Excerpt provided =>
Bariatric surgery is a potential option for losing weight and decreasing the effects of metabolic syndrome and thereby increasing the durability of transplanted organs. Recently, sleeve gastrectomy has been shown to be safe and effective for morbidly obese patients who seek an alternative to gastric bypass or gastric banding. In recent studies, sleeve gastrectomy was shown to improve metabolic syndrome and result in a >70 % excess body weight loss at 2 years after the procedure [10].

Work task =>
Using the passage on bariatric surgery, answer these questions:
1. Besides losing weight, what does bariatric surgery potentially decrease?
2. Sleeve gastrectomy is an alternative to which two procedures?
3. What excess body weight loss was reported 2 years after sleeve gastrectomy?
These lines aren't needed.

Bounding box prediction data =>
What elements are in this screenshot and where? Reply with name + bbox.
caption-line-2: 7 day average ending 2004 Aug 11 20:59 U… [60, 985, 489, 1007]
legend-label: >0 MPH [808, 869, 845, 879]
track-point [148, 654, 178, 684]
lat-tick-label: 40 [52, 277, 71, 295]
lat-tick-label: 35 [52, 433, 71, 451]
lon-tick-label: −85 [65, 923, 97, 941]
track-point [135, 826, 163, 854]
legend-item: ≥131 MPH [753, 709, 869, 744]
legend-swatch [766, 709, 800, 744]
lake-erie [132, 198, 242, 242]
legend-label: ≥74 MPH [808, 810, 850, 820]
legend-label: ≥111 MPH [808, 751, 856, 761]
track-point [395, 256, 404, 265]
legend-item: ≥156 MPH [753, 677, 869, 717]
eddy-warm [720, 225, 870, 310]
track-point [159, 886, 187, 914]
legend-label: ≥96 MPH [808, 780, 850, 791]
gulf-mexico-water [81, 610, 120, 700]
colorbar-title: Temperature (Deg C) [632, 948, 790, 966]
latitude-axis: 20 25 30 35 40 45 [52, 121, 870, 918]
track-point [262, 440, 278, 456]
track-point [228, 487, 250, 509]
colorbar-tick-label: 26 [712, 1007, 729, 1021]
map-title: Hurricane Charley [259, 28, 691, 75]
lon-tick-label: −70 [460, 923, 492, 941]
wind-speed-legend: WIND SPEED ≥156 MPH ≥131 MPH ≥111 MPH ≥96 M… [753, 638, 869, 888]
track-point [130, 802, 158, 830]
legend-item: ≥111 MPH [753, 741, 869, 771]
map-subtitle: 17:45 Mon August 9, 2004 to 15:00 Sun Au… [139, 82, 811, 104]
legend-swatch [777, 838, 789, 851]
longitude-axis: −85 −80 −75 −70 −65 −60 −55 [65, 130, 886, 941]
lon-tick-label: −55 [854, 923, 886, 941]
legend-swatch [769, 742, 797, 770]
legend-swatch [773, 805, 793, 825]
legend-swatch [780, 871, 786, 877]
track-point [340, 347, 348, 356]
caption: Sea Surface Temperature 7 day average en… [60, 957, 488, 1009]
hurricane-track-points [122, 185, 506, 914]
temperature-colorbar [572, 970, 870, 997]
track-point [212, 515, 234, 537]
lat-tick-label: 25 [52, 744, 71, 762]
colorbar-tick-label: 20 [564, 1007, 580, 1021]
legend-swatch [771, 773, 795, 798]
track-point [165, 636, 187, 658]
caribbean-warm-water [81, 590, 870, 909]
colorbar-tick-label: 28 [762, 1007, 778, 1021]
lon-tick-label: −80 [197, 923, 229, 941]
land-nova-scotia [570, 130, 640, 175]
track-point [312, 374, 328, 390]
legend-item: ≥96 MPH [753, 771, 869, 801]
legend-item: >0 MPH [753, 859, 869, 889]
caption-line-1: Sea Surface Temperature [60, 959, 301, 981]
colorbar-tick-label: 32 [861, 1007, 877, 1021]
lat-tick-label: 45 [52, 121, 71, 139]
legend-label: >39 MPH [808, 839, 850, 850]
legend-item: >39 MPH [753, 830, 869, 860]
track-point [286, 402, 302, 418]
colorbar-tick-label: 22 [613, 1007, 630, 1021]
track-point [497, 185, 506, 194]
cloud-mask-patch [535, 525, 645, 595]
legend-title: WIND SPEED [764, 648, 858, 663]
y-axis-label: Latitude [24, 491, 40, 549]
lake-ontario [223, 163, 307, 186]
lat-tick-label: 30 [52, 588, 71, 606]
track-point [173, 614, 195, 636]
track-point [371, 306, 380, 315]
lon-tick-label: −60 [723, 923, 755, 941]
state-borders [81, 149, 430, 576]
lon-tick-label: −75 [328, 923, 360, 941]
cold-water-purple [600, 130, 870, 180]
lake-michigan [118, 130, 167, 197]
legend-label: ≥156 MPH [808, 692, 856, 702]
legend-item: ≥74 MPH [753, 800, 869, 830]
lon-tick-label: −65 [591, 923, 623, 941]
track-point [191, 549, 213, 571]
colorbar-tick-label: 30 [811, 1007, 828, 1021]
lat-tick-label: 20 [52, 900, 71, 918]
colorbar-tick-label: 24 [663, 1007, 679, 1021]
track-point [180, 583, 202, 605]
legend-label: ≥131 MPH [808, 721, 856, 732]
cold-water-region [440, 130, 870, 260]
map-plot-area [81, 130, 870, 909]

Completed task =>
1. The effects of metabolic syndrome.
2. Gastric bypass and gastric banding.
3. More than 70 %.